Part of a data file

>> BEGIN

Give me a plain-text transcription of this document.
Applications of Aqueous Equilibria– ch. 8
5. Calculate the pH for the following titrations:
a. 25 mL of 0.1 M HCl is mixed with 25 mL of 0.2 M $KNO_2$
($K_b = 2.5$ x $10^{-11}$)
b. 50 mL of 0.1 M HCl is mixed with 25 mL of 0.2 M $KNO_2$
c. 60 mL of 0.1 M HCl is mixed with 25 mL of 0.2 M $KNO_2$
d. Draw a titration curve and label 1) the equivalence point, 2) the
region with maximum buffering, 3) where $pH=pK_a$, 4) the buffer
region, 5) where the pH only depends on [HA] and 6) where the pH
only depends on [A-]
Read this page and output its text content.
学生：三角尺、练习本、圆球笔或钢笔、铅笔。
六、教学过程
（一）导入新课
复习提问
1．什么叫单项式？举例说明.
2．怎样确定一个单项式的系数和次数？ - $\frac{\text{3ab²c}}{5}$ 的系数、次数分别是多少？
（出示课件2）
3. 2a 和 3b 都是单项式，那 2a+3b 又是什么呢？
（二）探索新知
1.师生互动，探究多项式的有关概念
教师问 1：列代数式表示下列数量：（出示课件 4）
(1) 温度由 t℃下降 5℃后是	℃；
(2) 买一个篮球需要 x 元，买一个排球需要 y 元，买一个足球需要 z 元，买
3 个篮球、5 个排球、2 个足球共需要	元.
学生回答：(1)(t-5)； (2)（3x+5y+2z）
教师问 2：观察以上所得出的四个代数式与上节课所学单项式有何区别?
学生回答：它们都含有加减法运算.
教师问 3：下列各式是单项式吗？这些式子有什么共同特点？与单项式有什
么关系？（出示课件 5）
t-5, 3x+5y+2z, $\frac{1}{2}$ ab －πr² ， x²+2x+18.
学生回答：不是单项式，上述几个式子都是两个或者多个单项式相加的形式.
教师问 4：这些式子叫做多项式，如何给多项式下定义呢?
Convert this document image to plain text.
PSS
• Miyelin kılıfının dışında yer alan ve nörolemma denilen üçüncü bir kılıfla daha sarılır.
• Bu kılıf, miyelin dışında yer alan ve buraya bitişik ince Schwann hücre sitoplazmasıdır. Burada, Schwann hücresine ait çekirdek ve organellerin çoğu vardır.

>> END

_GOAL_
Transcribe all entries exactly as they are given.

_TASK ANSWER_
Give me a plain-text transcription of this document.
Applications of Aqueous Equilibria– ch. 8
5. Calculate the pH for the following titrations:
a. 25 mL of 0.1 M HCl is mixed with 25 mL of 0.2 M $KNO_2$
($K_b = 2.5$ x $10^{-11}$)
b. 50 mL of 0.1 M HCl is mixed with 25 mL of 0.2 M $KNO_2$
c. 60 mL of 0.1 M HCl is mixed with 25 mL of 0.2 M $KNO_2$
d. Draw a titration curve and label 1) the equivalence point, 2) the
region with maximum buffering, 3) where $pH=pK_a$, 4) the buffer
region, 5) where the pH only depends on [HA] and 6) where the pH
only depends on [A-]
Read this page and output its text content.
学生：三角尺、练习本、圆球笔或钢笔、铅笔。
六、教学过程
（一）导入新课
复习提问
1．什么叫单项式？举例说明.
2．怎样确定一个单项式的系数和次数？ - $\frac{\text{3ab²c}}{5}$ 的系数、次数分别是多少？
（出示课件2）
3. 2a 和 3b 都是单项式，那 2a+3b 又是什么呢？
（二）探索新知
1.师生互动，探究多项式的有关概念
教师问 1：列代数式表示下列数量：（出示课件 4）
(1) 温度由 t℃下降 5℃后是	℃；
(2) 买一个篮球需要 x 元，买一个排球需要 y 元，买一个足球需要 z 元，买
3 个篮球、5 个排球、2 个足球共需要	元.
学生回答：(1)(t-5)； (2)（3x+5y+2z）
教师问 2：观察以上所得出的四个代数式与上节课所学单项式有何区别?
学生回答：它们都含有加减法运算.
教师问 3：下列各式是单项式吗？这些式子有什么共同特点？与单项式有什
么关系？（出示课件 5）
t-5, 3x+5y+2z, $\frac{1}{2}$ ab －πr² ， x²+2x+18.
学生回答：不是单项式，上述几个式子都是两个或者多个单项式相加的形式.
教师问 4：这些式子叫做多项式，如何给多项式下定义呢?
Convert this document image to plain text.
PSS
• Miyelin kılıfının dışında yer alan ve nörolemma denilen üçüncü bir kılıfla daha sarılır.
• Bu kılıf, miyelin dışında yer alan ve buraya bitişik ince Schwann hücre sitoplazmasıdır. Burada, Schwann hücresine ait çekirdek ve organellerin çoğu vardır.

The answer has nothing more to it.